Your goal — All of the records below need to be copied exactly.

Extracted information —
=-=-=-=-=

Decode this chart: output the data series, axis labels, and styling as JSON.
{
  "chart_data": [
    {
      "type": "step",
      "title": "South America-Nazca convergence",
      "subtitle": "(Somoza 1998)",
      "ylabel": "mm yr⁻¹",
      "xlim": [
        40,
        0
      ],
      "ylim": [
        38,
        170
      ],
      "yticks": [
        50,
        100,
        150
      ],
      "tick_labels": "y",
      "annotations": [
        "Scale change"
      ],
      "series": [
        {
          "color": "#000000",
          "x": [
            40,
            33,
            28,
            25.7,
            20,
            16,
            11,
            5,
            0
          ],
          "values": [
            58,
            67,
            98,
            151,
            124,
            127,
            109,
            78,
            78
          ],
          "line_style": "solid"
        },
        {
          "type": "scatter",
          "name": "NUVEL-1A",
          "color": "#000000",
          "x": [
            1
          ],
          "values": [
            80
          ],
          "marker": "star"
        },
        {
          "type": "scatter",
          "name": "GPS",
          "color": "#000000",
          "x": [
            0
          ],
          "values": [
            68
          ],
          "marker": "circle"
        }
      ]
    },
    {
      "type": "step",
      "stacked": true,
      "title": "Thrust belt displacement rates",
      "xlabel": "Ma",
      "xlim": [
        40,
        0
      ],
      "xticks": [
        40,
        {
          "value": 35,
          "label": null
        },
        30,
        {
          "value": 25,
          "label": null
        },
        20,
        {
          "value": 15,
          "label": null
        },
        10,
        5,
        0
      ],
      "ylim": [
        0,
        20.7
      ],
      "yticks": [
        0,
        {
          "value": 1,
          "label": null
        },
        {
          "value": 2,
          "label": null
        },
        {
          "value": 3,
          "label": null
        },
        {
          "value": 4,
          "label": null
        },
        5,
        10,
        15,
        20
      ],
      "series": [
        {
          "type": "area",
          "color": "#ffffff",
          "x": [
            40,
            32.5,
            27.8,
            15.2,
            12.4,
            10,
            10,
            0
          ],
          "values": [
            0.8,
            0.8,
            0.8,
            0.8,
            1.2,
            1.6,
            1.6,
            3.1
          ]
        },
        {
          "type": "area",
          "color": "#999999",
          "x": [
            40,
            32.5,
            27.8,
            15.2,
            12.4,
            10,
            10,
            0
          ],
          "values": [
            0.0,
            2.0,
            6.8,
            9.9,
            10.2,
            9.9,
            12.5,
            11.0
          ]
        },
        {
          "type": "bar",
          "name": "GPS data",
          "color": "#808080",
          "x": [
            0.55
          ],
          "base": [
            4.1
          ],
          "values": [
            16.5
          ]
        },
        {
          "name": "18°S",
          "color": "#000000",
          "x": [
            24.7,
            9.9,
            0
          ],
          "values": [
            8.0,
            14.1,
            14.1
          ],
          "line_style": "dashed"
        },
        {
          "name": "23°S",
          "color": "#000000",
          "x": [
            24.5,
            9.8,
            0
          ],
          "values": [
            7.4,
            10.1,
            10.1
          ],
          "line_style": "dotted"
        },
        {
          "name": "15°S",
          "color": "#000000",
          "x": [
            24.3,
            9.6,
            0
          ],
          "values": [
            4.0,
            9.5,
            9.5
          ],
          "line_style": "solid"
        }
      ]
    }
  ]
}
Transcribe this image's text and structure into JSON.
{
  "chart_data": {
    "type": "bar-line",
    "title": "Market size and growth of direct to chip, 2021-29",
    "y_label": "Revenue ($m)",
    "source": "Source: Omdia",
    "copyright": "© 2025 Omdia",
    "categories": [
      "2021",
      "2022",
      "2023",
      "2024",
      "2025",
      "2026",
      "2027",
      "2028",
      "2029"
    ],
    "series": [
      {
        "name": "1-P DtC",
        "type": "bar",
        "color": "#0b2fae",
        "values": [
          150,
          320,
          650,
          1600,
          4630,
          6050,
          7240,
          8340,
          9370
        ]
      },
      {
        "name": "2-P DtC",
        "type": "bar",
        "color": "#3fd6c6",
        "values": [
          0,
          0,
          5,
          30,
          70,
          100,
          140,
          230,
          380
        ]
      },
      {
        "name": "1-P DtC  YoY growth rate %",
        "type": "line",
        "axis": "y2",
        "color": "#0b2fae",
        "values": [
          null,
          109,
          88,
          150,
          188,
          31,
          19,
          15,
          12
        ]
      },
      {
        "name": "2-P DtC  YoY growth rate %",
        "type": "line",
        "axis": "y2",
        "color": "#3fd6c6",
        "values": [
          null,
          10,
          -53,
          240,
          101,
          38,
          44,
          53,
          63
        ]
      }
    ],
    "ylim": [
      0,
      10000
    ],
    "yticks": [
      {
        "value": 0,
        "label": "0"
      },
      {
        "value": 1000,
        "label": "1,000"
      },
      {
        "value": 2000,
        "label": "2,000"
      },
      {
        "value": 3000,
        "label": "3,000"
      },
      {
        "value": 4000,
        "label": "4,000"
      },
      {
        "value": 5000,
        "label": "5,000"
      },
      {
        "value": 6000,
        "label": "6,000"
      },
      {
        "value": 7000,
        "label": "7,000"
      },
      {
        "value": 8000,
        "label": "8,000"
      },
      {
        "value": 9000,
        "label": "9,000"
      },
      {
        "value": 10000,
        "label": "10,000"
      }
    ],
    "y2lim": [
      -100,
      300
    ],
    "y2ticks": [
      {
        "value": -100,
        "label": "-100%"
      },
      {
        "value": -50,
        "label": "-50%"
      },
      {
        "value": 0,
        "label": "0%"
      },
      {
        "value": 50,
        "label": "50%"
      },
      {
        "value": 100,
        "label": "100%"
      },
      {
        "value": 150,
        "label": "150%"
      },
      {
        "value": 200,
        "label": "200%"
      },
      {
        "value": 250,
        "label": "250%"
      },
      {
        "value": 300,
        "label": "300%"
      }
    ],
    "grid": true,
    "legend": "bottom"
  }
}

=-=-=-=-=

Result for this exercise —
Decode this chart: output the data series, axis labels, and styling as JSON.
{
  "chart_data": [
    {
      "type": "step",
      "title": "South America-Nazca convergence",
      "subtitle": "(Somoza 1998)",
      "ylabel": "mm yr⁻¹",
      "xlim": [
        40,
        0
      ],
      "ylim": [
        38,
        170
      ],
      "yticks": [
        50,
        100,
        150
      ],
      "tick_labels": "y",
      "annotations": [
        "Scale change"
      ],
      "series": [
        {
          "color": "#000000",
          "x": [
            40,
            33,
            28,
            25.7,
            20,
            16,
            11,
            5,
            0
          ],
          "values": [
            58,
            67,
            98,
            151,
            124,
            127,
            109,
            78,
            78
          ],
          "line_style": "solid"
        },
        {
          "type": "scatter",
          "name": "NUVEL-1A",
          "color": "#000000",
          "x": [
            1
          ],
          "values": [
            80
          ],
          "marker": "star"
        },
        {
          "type": "scatter",
          "name": "GPS",
          "color": "#000000",
          "x": [
            0
          ],
          "values": [
            68
          ],
          "marker": "circle"
        }
      ]
    },
    {
      "type": "step",
      "stacked": true,
      "title": "Thrust belt displacement rates",
      "xlabel": "Ma",
      "xlim": [
        40,
        0
      ],
      "xticks": [
        40,
        {
          "value": 35,
          "label": null
        },
        30,
        {
          "value": 25,
          "label": null
        },
        20,
        {
          "value": 15,
          "label": null
        },
        10,
        5,
        0
      ],
      "ylim": [
        0,
        20.7
      ],
      "yticks": [
        0,
        {
          "value": 1,
          "label": null
        },
        {
          "value": 2,
          "label": null
        },
        {
          "value": 3,
          "label": null
        },
        {
          "value": 4,
          "label": null
        },
        5,
        10,
        15,
        20
      ],
      "series": [
        {
          "type": "area",
          "color": "#ffffff",
          "x": [
            40,
            32.5,
            27.8,
            15.2,
            12.4,
            10,
            10,
            0
          ],
          "values": [
            0.8,
            0.8,
            0.8,
            0.8,
            1.2,
            1.6,
            1.6,
            3.1
          ]
        },
        {
          "type": "area",
          "color": "#999999",
          "x": [
            40,
            32.5,
            27.8,
            15.2,
            12.4,
            10,
            10,
            0
          ],
          "values": [
            0.0,
            2.0,
            6.8,
            9.9,
            10.2,
            9.9,
            12.5,
            11.0
          ]
        },
        {
          "type": "bar",
          "name": "GPS data",
          "color": "#808080",
          "x": [
            0.55
          ],
          "base": [
            4.1
          ],
          "values": [
            16.5
          ]
        },
        {
          "name": "18°S",
          "color": "#000000",
          "x": [
            24.7,
            9.9,
            0
          ],
          "values": [
            8.0,
            14.1,
            14.1
          ],
          "line_style": "dashed"
        },
        {
          "name": "23°S",
          "color": "#000000",
          "x": [
            24.5,
            9.8,
            0
          ],
          "values": [
            7.4,
            10.1,
            10.1
          ],
          "line_style": "dotted"
        },
        {
          "name": "15°S",
          "color": "#000000",
          "x": [
            24.3,
            9.6,
            0
          ],
          "values": [
            4.0,
            9.5,
            9.5
          ],
          "line_style": "solid"
        }
      ]
    }
  ]
}
Transcribe this image's text and structure into JSON.
{
  "chart_data": {
    "type": "bar-line",
    "title": "Market size and growth of direct to chip, 2021-29",
    "y_label": "Revenue ($m)",
    "source": "Source: Omdia",
    "copyright": "© 2025 Omdia",
    "categories": [
      "2021",
      "2022",
      "2023",
      "2024",
      "2025",
      "2026",
      "2027",
      "2028",
      "2029"
    ],
    "series": [
      {
        "name": "1-P DtC",
        "type": "bar",
        "color": "#0b2fae",
        "values": [
          150,
          320,
          650,
          1600,
          4630,
          6050,
          7240,
          8340,
          9370
        ]
      },
      {
        "name": "2-P DtC",
        "type": "bar",
        "color": "#3fd6c6",
        "values": [
          0,
          0,
          5,
          30,
          70,
          100,
          140,
          230,
          380
        ]
      },
      {
        "name": "1-P DtC  YoY growth rate %",
        "type": "line",
        "axis": "y2",
        "color": "#0b2fae",
        "values": [
          null,
          109,
          88,
          150,
          188,
          31,
          19,
          15,
          12
        ]
      },
      {
        "name": "2-P DtC  YoY growth rate %",
        "type": "line",
        "axis": "y2",
        "color": "#3fd6c6",
        "values": [
          null,
          10,
          -53,
          240,
          101,
          38,
          44,
          53,
          63
        ]
      }
    ],
    "ylim": [
      0,
      10000
    ],
    "yticks": [
      {
        "value": 0,
        "label": "0"
      },
      {
        "value": 1000,
        "label": "1,000"
      },
      {
        "value": 2000,
        "label": "2,000"
      },
      {
        "value": 3000,
        "label": "3,000"
      },
      {
        "value": 4000,
        "label": "4,000"
      },
      {
        "value": 5000,
        "label": "5,000"
      },
      {
        "value": 6000,
        "label": "6,000"
      },
      {
        "value": 7000,
        "label": "7,000"
      },
      {
        "value": 8000,
        "label": "8,000"
      },
      {
        "value": 9000,
        "label": "9,000"
      },
      {
        "value": 10000,
        "label": "10,000"
      }
    ],
    "y2lim": [
      -100,
      300
    ],
    "y2ticks": [
      {
        "value": -100,
        "label": "-100%"
      },
      {
        "value": -50,
        "label": "-50%"
      },
      {
        "value": 0,
        "label": "0%"
      },
      {
        "value": 50,
        "label": "50%"
      },
      {
        "value": 100,
        "label": "100%"
      },
      {
        "value": 150,
        "label": "150%"
      },
      {
        "value": 200,
        "label": "200%"
      },
      {
        "value": 250,
        "label": "250%"
      },
      {
        "value": 300,
        "label": "300%"
      }
    ],
    "grid": true,
    "legend": "bottom"
  }
}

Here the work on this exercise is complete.